EXERCISE GOAL – Write out each line from the data below that includes the word "been".
--*--
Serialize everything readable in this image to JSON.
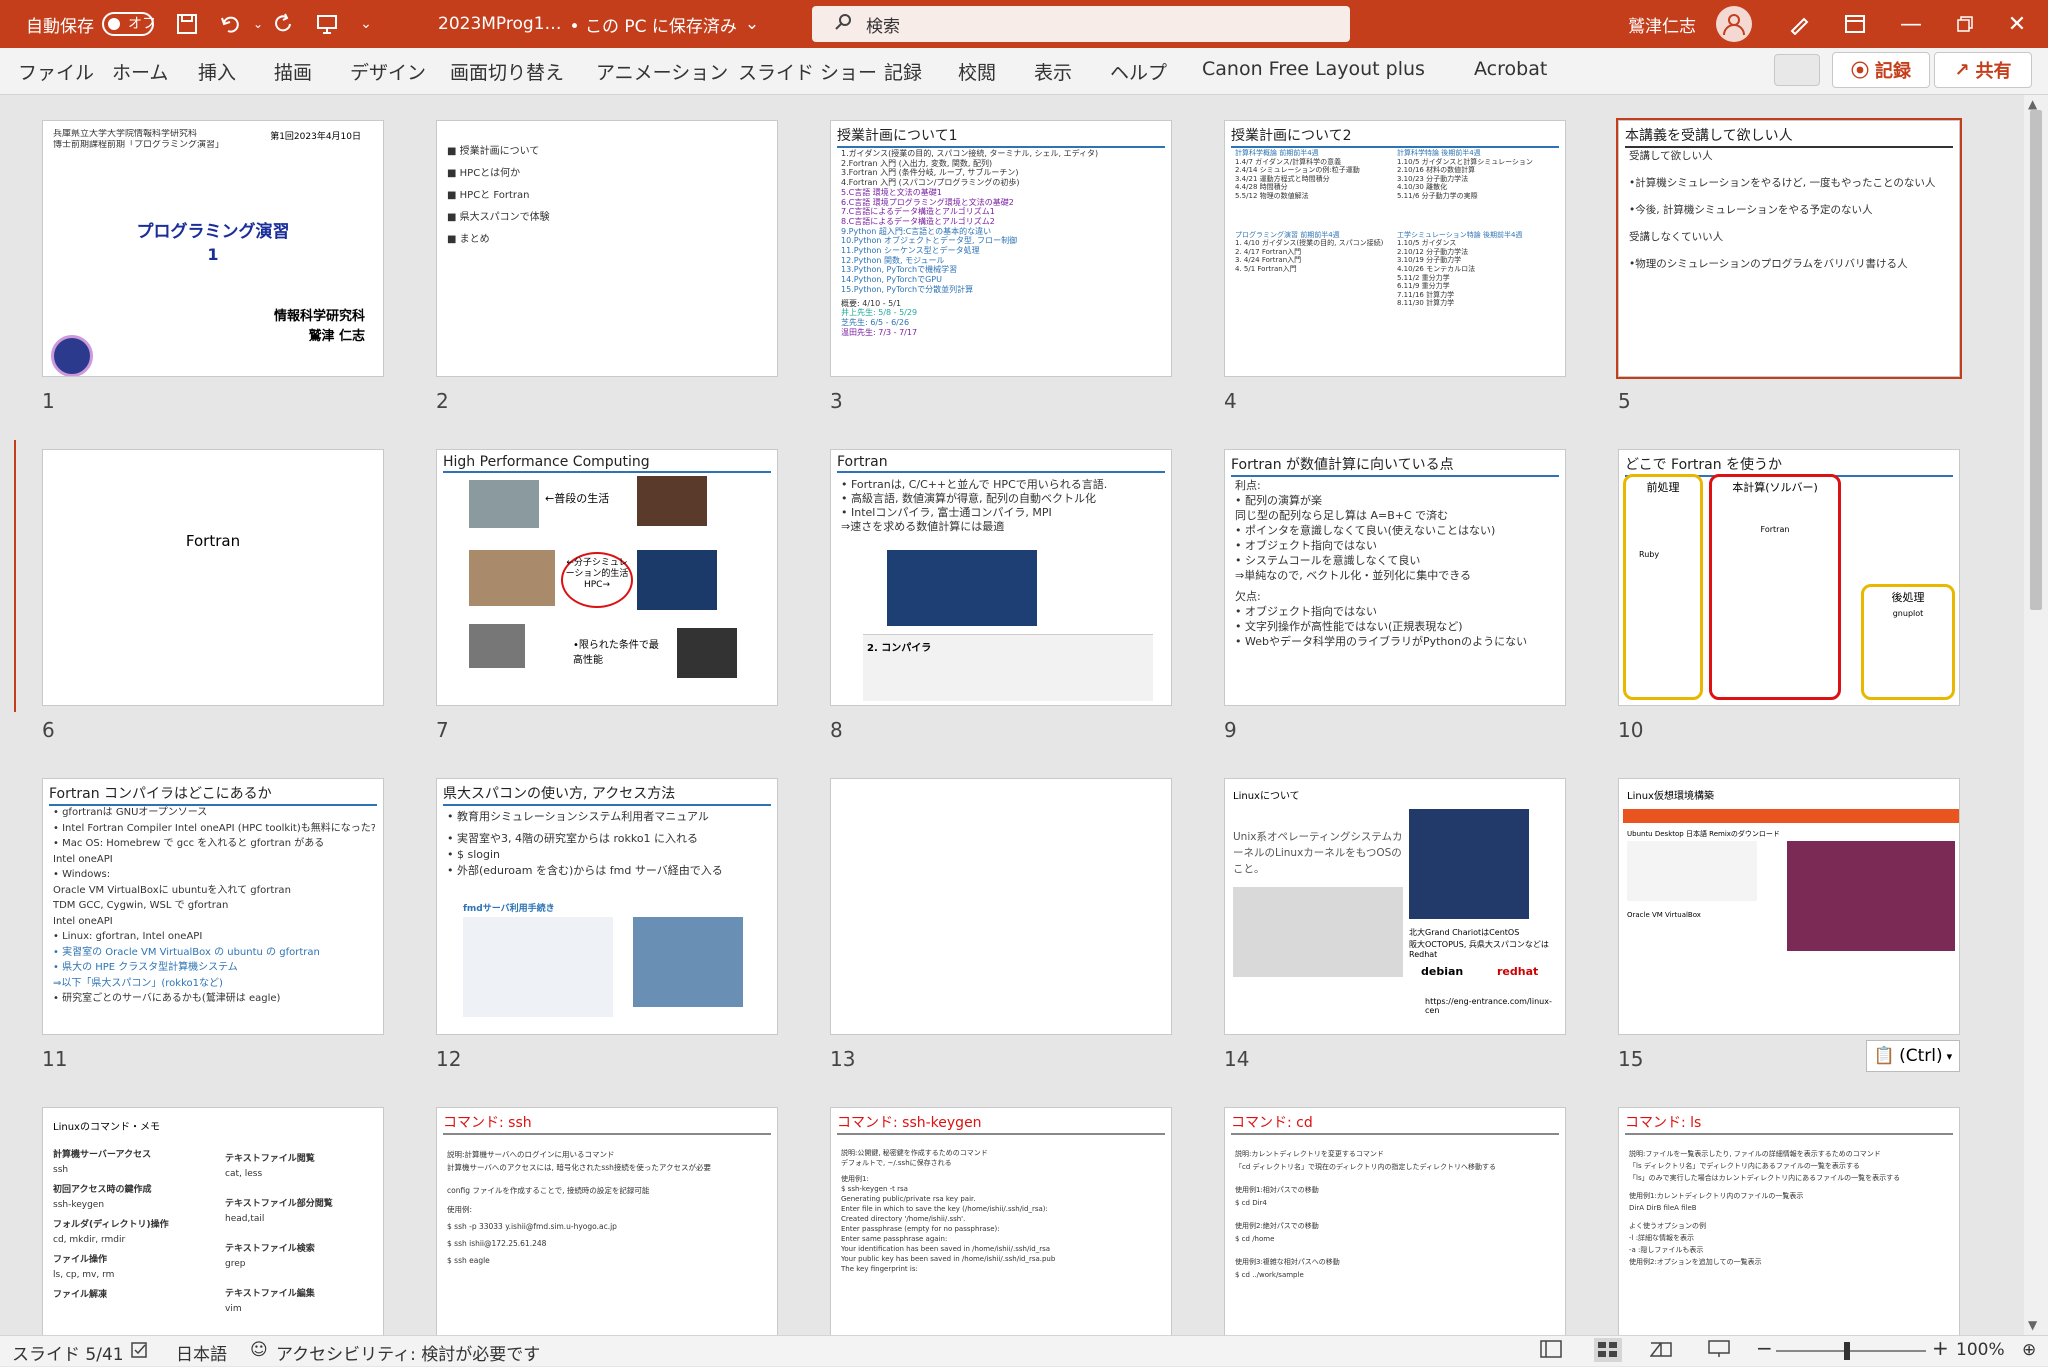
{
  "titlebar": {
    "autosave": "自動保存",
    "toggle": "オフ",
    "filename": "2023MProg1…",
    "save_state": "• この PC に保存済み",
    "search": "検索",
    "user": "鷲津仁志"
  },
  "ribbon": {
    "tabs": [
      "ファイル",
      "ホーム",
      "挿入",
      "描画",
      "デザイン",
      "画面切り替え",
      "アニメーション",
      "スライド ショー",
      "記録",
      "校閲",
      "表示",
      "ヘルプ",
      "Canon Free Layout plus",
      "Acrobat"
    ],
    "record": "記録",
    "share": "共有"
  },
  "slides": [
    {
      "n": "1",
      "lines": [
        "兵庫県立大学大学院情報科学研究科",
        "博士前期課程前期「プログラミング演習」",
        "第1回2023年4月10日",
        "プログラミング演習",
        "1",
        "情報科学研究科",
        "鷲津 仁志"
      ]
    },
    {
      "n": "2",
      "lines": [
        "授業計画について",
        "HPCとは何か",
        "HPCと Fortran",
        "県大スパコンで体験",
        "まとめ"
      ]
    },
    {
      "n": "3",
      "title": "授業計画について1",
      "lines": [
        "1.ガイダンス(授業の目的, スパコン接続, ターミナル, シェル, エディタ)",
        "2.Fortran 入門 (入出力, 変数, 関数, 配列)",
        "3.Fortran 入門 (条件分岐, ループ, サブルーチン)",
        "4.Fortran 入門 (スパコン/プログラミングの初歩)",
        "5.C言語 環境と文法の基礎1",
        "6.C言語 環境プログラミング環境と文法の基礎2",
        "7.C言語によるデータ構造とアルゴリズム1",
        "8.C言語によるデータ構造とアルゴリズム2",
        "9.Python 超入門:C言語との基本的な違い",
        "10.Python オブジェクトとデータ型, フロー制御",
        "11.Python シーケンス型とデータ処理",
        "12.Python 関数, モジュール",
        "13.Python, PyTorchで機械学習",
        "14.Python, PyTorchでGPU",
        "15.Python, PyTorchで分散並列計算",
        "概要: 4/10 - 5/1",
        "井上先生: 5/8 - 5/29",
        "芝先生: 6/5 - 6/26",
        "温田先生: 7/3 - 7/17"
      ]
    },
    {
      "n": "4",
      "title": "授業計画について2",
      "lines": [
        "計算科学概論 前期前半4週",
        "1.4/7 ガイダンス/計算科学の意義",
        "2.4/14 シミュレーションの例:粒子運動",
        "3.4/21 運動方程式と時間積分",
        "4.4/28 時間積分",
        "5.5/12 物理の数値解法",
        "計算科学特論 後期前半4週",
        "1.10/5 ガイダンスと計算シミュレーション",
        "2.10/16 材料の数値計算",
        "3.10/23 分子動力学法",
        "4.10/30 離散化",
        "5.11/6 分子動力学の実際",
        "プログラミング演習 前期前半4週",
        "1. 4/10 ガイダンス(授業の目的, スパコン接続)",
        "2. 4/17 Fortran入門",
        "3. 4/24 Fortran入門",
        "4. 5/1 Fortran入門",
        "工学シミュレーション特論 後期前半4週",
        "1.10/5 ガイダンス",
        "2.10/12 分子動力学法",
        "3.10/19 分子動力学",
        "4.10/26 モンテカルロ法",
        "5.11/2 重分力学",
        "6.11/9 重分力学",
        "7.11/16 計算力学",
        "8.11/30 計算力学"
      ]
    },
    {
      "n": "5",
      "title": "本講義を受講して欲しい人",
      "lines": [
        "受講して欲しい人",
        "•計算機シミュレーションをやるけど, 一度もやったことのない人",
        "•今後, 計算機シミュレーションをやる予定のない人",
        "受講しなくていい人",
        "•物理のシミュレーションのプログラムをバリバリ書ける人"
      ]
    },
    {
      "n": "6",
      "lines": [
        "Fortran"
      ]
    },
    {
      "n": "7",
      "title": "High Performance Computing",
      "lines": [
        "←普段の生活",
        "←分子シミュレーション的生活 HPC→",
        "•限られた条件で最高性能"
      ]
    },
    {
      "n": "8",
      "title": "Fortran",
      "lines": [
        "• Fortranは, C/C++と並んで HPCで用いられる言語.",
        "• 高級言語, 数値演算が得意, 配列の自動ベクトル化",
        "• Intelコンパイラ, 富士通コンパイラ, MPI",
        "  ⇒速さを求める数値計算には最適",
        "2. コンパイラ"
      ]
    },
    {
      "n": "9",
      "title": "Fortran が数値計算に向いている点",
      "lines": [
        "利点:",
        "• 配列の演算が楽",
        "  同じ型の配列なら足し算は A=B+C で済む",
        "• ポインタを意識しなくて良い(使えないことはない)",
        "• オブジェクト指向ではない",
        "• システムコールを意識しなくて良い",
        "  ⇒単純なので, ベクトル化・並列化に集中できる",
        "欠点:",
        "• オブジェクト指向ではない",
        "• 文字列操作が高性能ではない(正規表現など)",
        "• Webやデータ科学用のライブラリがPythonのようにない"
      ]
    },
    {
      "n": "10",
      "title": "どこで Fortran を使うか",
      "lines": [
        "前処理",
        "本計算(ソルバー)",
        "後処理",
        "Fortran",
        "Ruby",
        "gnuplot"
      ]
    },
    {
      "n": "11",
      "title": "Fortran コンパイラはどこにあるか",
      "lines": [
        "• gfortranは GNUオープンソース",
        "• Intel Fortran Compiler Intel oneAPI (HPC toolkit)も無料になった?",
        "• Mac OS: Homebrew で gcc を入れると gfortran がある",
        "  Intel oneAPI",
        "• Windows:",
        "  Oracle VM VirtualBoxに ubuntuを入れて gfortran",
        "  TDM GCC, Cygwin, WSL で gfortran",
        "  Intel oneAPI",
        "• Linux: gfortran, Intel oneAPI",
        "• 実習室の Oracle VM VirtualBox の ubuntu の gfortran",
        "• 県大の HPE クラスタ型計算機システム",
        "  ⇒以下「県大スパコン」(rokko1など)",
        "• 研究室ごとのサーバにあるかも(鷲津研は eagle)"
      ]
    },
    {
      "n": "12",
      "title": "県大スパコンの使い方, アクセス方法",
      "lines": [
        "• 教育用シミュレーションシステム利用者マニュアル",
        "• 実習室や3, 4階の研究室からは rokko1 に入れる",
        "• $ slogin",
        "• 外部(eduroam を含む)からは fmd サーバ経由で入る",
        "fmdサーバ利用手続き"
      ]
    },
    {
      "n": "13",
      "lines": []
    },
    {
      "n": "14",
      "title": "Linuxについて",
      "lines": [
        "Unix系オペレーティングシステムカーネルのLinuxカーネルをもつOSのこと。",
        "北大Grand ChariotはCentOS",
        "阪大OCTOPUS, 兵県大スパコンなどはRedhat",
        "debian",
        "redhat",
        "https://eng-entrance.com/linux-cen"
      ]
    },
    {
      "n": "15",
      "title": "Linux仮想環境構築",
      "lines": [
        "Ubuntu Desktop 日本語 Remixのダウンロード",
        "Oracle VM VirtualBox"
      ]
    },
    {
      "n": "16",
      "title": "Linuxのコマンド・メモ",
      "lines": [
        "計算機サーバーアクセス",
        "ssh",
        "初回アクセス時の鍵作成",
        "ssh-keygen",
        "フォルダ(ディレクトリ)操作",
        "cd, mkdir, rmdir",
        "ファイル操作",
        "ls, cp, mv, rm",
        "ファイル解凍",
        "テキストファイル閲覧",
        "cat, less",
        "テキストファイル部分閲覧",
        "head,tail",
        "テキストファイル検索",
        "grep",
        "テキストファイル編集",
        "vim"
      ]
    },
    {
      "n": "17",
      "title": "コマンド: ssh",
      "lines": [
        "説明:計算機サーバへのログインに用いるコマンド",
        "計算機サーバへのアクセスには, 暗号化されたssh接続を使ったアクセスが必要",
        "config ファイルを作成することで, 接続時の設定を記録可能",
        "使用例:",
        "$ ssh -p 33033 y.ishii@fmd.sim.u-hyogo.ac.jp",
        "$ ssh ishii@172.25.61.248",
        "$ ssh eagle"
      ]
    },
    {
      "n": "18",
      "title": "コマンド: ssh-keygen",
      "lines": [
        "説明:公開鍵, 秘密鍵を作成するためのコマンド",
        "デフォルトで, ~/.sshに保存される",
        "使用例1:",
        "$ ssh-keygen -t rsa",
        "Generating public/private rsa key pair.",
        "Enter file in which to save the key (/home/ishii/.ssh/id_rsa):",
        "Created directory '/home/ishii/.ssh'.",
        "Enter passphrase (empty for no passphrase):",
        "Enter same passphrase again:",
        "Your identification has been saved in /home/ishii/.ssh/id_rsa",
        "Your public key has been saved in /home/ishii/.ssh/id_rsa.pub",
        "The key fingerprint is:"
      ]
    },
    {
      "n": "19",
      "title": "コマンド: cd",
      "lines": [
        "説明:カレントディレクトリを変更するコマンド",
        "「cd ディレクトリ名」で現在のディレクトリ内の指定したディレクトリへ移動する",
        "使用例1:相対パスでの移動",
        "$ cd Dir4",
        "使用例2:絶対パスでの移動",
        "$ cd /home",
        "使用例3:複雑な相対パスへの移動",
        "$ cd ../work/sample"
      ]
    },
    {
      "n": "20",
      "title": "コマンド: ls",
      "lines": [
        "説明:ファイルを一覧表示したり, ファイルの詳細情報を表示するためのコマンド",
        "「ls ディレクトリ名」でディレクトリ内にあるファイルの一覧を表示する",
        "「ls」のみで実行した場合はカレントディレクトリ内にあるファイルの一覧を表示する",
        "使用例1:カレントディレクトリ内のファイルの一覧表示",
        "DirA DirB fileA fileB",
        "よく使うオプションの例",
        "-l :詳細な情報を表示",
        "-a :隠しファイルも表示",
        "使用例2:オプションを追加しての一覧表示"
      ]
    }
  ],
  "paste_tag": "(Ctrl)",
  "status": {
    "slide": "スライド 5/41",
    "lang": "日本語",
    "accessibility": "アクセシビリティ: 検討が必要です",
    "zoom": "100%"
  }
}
--*--
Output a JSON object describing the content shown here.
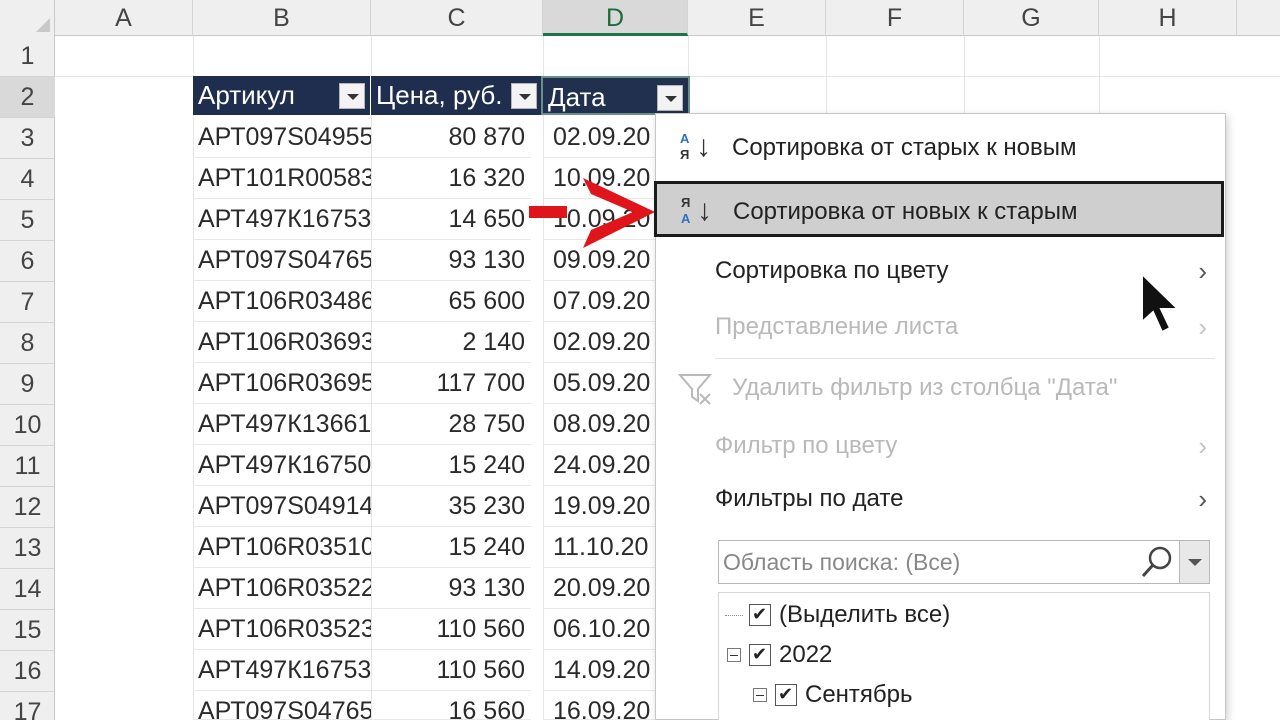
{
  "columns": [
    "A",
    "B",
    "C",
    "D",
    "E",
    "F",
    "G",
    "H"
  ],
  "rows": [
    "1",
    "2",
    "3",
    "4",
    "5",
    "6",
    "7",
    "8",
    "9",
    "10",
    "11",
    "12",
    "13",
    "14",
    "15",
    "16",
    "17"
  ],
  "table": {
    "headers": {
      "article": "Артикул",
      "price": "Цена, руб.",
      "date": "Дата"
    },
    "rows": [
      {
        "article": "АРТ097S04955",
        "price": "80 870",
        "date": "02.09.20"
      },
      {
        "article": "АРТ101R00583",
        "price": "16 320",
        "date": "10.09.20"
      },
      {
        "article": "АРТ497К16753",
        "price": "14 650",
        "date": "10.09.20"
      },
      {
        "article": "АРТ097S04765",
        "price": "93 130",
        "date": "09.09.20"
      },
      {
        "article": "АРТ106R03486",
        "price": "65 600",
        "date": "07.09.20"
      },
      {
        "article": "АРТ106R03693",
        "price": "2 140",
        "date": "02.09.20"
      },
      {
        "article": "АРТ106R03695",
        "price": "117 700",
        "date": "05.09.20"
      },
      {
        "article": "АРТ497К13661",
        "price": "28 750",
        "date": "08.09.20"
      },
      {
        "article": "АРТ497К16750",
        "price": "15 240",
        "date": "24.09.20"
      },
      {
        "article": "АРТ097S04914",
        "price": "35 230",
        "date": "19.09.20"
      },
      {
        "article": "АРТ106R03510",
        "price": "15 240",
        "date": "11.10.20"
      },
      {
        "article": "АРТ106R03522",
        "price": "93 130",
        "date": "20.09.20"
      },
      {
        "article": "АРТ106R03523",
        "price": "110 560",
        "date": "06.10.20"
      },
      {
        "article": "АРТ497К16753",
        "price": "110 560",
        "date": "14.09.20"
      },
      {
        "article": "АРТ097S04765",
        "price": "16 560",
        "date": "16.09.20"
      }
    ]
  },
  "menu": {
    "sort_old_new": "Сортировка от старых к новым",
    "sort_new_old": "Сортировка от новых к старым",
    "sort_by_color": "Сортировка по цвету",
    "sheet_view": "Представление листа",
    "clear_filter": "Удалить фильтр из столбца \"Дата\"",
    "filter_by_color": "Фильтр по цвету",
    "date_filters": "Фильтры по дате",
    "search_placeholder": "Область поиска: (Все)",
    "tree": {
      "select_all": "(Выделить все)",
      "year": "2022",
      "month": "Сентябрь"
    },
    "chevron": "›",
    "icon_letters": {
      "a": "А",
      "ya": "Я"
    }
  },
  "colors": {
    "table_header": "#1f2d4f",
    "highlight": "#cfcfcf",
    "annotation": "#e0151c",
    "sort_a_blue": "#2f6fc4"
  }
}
--*--
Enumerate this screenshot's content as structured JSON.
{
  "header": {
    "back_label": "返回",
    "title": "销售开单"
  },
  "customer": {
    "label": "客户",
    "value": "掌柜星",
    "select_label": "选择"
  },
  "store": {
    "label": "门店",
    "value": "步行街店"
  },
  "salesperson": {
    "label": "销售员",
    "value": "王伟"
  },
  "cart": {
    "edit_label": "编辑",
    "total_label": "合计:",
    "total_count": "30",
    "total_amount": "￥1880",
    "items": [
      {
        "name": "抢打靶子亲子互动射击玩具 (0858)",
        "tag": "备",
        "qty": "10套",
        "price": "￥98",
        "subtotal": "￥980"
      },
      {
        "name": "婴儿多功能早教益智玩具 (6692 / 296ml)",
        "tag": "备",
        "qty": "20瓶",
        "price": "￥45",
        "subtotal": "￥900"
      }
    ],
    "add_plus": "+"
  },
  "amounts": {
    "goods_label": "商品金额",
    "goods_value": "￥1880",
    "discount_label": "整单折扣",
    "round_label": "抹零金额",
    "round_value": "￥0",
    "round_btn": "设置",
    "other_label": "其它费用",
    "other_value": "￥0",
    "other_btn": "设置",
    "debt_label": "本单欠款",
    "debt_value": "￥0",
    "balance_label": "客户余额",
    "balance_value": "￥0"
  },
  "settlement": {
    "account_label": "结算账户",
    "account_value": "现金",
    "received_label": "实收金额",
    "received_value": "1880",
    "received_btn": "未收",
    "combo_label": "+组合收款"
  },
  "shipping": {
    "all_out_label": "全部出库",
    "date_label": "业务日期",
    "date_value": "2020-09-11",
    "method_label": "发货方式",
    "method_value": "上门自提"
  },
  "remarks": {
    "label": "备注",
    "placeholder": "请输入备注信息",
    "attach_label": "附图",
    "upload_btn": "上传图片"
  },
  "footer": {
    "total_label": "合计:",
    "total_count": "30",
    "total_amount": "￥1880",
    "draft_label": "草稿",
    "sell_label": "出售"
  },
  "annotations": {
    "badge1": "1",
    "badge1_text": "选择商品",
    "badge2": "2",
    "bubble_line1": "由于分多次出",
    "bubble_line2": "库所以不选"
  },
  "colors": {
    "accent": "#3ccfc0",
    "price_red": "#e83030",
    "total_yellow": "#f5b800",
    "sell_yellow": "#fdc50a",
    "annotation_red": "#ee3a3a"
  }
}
--*--
REPLY TO THE EXERCISE –
        "Your identification has been saved in /home/ishii/.ssh/id_rsa",
        "Your public key has been saved in /home/ishii/.ssh/id_rsa.pub",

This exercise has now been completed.